### EXERCISE
Print the listing below exactly.

※ ※ ※

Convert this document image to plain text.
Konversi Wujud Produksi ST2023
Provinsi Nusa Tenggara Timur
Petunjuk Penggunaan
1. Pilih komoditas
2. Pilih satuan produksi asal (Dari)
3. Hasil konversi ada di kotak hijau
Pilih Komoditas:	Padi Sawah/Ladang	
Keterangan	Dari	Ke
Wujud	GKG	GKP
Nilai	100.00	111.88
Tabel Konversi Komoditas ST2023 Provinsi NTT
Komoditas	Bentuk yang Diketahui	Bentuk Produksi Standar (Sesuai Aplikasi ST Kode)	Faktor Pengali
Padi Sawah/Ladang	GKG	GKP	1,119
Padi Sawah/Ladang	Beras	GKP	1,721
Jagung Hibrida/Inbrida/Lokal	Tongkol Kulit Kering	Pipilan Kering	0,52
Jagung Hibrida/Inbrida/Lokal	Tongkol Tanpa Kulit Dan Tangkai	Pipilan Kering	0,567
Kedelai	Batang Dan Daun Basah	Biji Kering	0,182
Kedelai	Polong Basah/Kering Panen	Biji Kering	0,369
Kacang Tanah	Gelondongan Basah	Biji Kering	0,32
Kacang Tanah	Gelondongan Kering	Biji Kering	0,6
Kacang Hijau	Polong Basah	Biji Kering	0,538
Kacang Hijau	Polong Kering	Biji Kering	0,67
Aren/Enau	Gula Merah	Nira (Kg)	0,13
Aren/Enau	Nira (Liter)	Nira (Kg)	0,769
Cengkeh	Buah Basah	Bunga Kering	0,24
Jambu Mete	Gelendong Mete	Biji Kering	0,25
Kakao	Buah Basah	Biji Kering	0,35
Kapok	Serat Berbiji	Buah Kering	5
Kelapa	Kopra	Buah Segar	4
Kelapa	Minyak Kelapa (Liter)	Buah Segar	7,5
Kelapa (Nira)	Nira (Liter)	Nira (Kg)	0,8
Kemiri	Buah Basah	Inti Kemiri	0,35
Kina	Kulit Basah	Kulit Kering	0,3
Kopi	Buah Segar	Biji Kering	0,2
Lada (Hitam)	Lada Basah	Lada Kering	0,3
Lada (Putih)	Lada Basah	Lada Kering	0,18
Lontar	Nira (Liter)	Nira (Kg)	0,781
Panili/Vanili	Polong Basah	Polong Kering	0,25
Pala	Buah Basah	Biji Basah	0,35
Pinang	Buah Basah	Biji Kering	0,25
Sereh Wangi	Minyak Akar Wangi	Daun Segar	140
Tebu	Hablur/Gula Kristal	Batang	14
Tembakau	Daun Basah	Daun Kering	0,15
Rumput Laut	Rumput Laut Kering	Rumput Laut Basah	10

※ ※ ※

### EXERCISE ANSWER
Convert this document image to plain text.
Konversi Wujud Produksi ST2023
Provinsi Nusa Tenggara Timur
Petunjuk Penggunaan
1. Pilih komoditas
2. Pilih satuan produksi asal (Dari)
3. Hasil konversi ada di kotak hijau
Pilih Komoditas:	Padi Sawah/Ladang	
Keterangan	Dari	Ke
Wujud	GKG	GKP
Nilai	100.00	111.88
Tabel Konversi Komoditas ST2023 Provinsi NTT
Komoditas	Bentuk yang Diketahui	Bentuk Produksi Standar (Sesuai Aplikasi ST Kode)	Faktor Pengali
Padi Sawah/Ladang	GKG	GKP	1,119
Padi Sawah/Ladang	Beras	GKP	1,721
Jagung Hibrida/Inbrida/Lokal	Tongkol Kulit Kering	Pipilan Kering	0,52
Jagung Hibrida/Inbrida/Lokal	Tongkol Tanpa Kulit Dan Tangkai	Pipilan Kering	0,567
Kedelai	Batang Dan Daun Basah	Biji Kering	0,182
Kedelai	Polong Basah/Kering Panen	Biji Kering	0,369
Kacang Tanah	Gelondongan Basah	Biji Kering	0,32
Kacang Tanah	Gelondongan Kering	Biji Kering	0,6
Kacang Hijau	Polong Basah	Biji Kering	0,538
Kacang Hijau	Polong Kering	Biji Kering	0,67
Aren/Enau	Gula Merah	Nira (Kg)	0,13
Aren/Enau	Nira (Liter)	Nira (Kg)	0,769
Cengkeh	Buah Basah	Bunga Kering	0,24
Jambu Mete	Gelendong Mete	Biji Kering	0,25
Kakao	Buah Basah	Biji Kering	0,35
Kapok	Serat Berbiji	Buah Kering	5
Kelapa	Kopra	Buah Segar	4
Kelapa	Minyak Kelapa (Liter)	Buah Segar	7,5
Kelapa (Nira)	Nira (Liter)	Nira (Kg)	0,8
Kemiri	Buah Basah	Inti Kemiri	0,35
Kina	Kulit Basah	Kulit Kering	0,3
Kopi	Buah Segar	Biji Kering	0,2
Lada (Hitam)	Lada Basah	Lada Kering	0,3
Lada (Putih)	Lada Basah	Lada Kering	0,18
Lontar	Nira (Liter)	Nira (Kg)	0,781
Panili/Vanili	Polong Basah	Polong Kering	0,25
Pala	Buah Basah	Biji Basah	0,35
Pinang	Buah Basah	Biji Kering	0,25
Sereh Wangi	Minyak Akar Wangi	Daun Segar	140
Tebu	Hablur/Gula Kristal	Batang	14
Tembakau	Daun Basah	Daun Kering	0,15
Rumput Laut	Rumput Laut Kering	Rumput Laut Basah	10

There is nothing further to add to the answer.